── Recorded information

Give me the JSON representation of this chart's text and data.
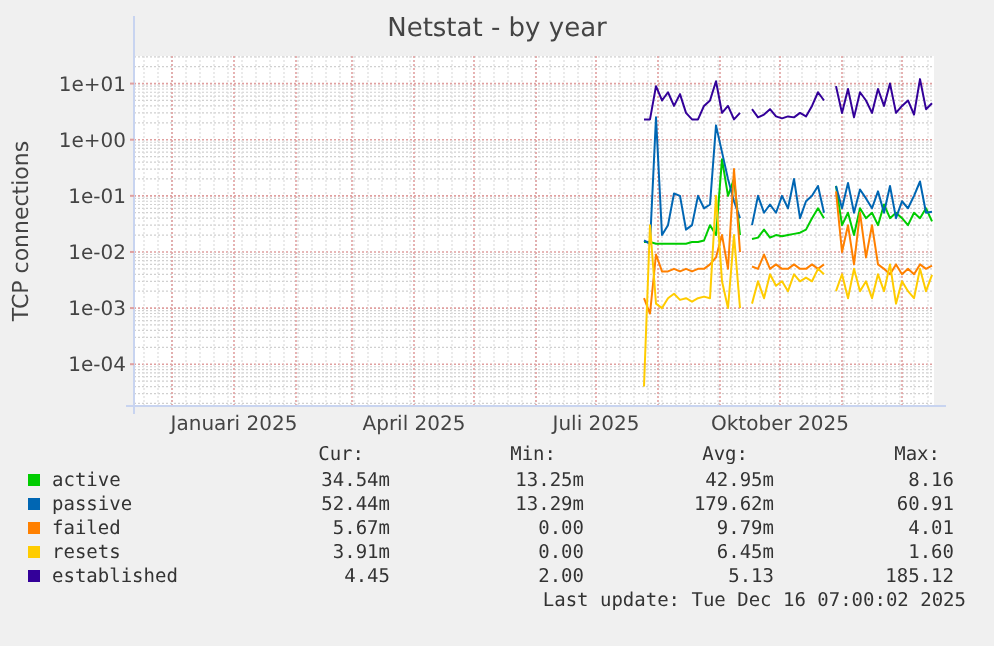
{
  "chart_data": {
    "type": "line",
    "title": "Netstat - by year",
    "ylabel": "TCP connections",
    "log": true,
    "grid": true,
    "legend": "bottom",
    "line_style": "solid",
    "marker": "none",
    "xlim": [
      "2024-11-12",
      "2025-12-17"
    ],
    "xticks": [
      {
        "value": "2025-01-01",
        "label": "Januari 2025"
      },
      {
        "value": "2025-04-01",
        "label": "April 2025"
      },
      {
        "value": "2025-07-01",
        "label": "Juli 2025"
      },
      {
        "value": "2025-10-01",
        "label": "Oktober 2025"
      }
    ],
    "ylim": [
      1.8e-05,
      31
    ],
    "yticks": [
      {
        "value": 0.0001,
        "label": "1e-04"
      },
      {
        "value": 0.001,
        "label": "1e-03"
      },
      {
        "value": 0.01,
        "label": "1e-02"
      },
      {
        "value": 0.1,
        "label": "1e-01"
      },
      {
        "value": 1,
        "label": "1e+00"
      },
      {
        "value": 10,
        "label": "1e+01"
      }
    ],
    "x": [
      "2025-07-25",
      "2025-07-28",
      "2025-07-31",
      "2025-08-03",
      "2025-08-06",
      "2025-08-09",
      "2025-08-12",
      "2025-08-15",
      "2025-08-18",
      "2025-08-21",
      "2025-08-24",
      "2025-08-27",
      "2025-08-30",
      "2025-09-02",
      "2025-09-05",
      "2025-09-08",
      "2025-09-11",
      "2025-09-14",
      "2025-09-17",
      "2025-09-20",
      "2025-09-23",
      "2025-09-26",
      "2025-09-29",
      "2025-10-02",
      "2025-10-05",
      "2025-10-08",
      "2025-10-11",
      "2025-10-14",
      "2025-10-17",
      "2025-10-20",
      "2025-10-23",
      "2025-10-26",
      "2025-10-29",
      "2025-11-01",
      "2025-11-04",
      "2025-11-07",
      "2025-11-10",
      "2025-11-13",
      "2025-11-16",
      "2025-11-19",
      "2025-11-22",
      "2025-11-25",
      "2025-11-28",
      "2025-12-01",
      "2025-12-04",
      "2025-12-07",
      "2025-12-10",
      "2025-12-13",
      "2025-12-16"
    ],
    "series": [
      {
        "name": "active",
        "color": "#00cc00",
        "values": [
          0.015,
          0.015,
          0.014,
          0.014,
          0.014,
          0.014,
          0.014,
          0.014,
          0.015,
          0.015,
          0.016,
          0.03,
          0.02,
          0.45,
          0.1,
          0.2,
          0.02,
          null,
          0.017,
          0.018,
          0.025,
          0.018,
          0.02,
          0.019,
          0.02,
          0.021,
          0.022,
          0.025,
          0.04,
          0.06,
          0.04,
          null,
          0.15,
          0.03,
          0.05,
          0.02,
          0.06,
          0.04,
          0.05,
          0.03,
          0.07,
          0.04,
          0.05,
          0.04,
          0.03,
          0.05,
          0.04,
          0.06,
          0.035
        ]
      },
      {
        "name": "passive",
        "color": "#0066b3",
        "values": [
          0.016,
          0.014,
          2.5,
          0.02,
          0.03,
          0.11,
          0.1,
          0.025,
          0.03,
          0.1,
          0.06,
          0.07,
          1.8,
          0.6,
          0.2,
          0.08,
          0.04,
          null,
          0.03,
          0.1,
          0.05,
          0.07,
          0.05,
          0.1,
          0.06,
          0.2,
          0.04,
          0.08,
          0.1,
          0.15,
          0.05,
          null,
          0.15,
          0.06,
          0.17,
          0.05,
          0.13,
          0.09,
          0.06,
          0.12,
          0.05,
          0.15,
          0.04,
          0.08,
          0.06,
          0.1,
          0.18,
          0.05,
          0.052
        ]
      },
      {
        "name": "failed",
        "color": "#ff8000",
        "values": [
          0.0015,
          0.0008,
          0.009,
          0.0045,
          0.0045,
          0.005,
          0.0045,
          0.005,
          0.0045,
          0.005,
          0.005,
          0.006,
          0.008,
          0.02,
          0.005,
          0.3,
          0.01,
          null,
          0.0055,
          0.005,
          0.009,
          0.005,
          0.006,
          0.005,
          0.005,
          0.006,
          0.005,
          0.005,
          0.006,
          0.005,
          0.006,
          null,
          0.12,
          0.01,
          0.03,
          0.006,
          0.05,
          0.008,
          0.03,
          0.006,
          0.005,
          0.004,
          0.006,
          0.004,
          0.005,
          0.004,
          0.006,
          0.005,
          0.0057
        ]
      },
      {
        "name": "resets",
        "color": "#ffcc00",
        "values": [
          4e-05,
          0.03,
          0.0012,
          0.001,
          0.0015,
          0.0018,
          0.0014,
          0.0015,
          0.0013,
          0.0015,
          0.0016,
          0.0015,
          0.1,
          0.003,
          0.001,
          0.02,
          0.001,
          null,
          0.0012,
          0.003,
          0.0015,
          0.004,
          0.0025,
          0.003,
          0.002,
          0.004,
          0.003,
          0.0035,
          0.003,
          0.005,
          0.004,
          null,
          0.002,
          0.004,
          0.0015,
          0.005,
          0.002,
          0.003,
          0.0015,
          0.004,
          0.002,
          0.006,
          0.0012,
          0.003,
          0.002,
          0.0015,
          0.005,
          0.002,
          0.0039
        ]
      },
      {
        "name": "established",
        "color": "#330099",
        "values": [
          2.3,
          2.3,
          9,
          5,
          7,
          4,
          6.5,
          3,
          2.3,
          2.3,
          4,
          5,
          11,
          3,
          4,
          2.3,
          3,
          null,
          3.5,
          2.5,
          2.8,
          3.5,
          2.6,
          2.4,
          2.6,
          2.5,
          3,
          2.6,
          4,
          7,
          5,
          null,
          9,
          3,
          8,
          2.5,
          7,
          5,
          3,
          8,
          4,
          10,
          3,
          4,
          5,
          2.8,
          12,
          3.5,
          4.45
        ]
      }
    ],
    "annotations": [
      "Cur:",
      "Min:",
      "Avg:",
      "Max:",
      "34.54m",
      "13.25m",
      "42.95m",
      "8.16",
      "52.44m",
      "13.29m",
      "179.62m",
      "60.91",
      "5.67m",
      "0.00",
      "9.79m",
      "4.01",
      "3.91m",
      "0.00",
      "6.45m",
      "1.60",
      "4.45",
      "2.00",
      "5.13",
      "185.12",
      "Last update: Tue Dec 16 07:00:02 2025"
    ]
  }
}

────

• _Task directions_
Copy each line of the preceding data that contains the string "name".

• _Finished answer_
        "name": "active",
        "name": "passive",
        "name": "failed",
        "name": "resets",
        "name": "established",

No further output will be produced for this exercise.